> Exercise description
Please count the lines in the records below that contain the word "shaft", and reply with only that number.

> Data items

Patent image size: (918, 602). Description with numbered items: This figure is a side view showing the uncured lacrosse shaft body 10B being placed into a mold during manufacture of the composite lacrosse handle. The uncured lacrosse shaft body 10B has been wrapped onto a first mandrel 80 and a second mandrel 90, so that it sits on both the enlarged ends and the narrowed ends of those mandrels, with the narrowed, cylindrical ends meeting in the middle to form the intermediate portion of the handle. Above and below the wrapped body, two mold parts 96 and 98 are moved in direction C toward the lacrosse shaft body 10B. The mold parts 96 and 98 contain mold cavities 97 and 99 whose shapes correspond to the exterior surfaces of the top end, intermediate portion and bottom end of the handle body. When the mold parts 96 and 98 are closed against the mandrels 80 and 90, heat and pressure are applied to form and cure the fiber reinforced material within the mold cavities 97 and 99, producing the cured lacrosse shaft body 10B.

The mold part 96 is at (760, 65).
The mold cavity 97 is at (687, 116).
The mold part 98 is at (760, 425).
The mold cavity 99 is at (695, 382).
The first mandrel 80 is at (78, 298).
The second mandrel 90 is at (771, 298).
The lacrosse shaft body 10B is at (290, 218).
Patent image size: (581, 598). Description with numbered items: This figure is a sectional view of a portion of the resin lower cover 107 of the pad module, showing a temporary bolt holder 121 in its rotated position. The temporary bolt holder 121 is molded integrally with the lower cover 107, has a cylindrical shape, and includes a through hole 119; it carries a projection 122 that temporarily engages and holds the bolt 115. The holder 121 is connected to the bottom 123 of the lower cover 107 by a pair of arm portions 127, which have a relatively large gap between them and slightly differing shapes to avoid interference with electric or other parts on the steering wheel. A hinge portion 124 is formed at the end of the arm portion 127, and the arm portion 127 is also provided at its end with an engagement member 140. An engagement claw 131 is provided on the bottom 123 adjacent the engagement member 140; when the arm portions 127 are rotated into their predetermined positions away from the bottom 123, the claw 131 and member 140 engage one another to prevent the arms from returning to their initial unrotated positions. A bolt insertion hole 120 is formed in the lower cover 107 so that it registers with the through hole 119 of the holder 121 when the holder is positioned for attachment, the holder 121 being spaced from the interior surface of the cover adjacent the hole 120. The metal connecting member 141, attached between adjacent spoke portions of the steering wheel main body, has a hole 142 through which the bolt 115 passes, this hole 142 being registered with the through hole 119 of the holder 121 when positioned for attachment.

> Answer
2